### RECORDS FOR THIS TASK
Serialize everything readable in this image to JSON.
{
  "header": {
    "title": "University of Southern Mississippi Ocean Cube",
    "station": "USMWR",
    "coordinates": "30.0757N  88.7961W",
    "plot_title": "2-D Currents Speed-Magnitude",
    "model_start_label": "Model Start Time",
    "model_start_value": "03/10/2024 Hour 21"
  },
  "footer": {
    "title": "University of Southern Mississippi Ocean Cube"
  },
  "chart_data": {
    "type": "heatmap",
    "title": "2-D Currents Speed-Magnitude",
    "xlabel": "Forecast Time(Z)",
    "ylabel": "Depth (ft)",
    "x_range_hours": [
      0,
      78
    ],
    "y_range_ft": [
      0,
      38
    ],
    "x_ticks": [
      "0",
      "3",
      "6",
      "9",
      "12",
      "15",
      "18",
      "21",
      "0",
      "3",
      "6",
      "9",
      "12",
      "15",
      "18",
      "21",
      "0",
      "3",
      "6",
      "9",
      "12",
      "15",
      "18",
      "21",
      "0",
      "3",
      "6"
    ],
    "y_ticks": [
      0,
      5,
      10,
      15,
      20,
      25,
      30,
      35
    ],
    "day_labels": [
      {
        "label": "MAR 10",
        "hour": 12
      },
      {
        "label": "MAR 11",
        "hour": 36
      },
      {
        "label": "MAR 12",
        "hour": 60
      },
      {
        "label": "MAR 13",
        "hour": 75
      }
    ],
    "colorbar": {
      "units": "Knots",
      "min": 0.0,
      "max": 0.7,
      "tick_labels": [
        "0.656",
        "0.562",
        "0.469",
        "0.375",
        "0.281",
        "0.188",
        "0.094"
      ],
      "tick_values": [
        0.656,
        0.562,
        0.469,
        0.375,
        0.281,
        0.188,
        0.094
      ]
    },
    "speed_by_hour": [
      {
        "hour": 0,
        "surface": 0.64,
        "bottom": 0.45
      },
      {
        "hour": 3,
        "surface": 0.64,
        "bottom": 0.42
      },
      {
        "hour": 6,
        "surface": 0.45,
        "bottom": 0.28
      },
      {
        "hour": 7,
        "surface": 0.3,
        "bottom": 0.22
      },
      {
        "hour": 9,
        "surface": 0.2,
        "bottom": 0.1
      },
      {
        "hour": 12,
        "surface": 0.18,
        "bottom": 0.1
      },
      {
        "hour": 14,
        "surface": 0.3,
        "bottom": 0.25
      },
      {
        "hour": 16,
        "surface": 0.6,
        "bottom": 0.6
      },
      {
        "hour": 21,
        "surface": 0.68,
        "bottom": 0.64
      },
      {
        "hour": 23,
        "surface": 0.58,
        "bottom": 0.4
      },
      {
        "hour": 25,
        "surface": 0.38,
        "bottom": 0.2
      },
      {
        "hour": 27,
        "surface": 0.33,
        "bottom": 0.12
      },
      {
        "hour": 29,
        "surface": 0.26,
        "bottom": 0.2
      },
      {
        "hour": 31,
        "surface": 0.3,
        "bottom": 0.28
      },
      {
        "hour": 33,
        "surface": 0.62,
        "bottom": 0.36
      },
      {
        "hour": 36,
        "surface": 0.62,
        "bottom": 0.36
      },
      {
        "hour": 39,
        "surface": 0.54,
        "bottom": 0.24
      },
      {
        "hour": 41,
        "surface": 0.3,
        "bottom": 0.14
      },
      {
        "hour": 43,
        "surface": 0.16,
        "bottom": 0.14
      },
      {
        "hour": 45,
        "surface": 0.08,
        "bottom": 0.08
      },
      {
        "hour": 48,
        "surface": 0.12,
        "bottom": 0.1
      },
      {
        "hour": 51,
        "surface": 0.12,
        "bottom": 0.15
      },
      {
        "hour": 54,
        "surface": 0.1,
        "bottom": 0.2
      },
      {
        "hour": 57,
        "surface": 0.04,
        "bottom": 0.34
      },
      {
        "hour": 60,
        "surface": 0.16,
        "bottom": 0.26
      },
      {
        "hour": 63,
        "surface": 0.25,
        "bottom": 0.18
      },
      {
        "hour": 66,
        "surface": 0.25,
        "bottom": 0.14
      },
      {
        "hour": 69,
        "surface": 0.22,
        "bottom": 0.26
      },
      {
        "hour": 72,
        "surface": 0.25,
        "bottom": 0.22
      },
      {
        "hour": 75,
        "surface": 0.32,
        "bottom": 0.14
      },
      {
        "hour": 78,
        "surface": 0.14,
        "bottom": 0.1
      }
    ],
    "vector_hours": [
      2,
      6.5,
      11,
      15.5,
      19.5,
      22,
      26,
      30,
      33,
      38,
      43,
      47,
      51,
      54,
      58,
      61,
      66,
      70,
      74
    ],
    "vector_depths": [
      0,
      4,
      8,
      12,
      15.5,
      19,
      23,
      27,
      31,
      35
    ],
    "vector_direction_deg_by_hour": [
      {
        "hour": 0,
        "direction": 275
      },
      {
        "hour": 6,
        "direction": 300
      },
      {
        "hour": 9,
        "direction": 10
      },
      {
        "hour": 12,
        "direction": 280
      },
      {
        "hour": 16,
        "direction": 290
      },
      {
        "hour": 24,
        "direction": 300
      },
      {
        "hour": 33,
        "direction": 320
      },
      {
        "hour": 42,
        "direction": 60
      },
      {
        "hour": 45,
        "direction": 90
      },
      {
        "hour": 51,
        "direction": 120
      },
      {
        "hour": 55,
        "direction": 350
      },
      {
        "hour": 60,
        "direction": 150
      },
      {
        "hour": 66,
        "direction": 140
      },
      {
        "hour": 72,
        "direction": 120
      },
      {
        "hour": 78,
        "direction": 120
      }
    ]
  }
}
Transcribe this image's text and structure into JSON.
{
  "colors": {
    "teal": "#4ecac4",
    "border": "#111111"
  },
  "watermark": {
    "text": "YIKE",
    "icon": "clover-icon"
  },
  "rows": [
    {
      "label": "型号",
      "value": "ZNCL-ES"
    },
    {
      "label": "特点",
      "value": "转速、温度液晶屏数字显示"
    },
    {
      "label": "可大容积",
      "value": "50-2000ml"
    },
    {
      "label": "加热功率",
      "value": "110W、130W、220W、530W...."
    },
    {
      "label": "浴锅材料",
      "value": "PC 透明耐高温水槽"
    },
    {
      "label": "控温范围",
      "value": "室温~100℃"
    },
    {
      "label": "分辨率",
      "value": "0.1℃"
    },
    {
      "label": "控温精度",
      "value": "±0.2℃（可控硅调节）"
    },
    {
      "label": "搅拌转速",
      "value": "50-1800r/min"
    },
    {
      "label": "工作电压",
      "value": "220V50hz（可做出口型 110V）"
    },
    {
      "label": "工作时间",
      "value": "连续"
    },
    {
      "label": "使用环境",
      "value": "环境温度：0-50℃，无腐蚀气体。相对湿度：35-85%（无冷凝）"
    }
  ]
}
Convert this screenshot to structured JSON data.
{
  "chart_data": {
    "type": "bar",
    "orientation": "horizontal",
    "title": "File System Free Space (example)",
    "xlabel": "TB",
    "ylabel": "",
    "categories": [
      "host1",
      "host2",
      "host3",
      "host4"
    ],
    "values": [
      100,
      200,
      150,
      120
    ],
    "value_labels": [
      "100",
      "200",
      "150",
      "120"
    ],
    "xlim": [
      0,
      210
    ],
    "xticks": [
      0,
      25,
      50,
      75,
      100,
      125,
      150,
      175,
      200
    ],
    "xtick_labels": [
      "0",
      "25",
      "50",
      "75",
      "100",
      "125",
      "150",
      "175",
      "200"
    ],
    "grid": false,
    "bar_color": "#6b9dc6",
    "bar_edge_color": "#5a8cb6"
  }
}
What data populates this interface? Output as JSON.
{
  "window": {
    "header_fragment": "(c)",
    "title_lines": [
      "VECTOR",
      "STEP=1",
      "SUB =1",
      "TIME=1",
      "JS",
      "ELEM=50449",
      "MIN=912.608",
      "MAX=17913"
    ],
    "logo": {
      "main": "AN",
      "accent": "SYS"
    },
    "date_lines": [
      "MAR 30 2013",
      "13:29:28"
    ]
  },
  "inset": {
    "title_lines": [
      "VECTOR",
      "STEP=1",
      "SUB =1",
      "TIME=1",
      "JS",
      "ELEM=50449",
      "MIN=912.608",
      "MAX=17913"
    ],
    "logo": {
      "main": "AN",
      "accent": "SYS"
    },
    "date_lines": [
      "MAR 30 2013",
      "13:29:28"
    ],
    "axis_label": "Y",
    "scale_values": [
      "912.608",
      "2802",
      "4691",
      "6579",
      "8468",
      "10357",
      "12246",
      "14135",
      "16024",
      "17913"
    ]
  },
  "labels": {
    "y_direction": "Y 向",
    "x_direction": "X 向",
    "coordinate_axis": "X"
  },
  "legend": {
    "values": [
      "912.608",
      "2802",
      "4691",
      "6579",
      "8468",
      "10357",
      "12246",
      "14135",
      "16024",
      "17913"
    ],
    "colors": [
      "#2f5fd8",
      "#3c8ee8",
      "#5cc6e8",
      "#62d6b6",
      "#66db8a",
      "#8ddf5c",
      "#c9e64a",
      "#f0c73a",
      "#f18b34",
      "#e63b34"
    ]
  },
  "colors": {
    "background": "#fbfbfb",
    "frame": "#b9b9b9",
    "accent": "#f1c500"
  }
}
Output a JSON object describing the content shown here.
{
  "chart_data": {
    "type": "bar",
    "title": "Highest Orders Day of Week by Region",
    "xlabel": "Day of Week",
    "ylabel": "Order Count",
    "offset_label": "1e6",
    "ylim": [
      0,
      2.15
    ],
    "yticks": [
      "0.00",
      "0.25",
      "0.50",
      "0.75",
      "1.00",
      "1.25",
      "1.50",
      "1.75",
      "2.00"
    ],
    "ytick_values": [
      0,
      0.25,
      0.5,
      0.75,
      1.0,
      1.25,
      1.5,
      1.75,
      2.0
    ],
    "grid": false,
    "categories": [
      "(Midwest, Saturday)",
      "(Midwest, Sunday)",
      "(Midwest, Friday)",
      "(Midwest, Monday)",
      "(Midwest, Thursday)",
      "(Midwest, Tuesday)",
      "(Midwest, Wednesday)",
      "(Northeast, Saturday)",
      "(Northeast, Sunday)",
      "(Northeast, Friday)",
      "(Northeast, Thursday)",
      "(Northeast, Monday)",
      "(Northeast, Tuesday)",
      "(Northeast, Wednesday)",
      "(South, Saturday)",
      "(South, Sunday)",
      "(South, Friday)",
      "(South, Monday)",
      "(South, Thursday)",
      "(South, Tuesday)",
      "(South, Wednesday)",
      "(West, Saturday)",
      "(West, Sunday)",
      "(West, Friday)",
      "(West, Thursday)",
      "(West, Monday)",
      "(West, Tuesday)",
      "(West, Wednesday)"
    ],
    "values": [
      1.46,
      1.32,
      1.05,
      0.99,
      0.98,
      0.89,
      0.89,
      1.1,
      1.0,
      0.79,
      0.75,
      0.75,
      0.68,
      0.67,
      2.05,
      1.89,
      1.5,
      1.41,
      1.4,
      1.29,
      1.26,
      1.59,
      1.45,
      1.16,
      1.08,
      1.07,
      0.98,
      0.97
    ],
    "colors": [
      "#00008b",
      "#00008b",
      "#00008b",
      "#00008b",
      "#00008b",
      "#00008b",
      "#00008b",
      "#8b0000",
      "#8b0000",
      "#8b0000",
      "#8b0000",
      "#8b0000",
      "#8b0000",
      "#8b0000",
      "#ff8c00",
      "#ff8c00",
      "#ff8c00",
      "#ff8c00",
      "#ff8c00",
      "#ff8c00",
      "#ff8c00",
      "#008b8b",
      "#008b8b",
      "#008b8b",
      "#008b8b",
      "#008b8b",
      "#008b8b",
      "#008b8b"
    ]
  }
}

### WRITTEN EXERCISE
Look through the lines above and collect those with the word "Sunday".

### TASK SOLUTION
      "(Midwest, Sunday)",
      "(Northeast, Sunday)",
      "(South, Sunday)",
      "(West, Sunday)",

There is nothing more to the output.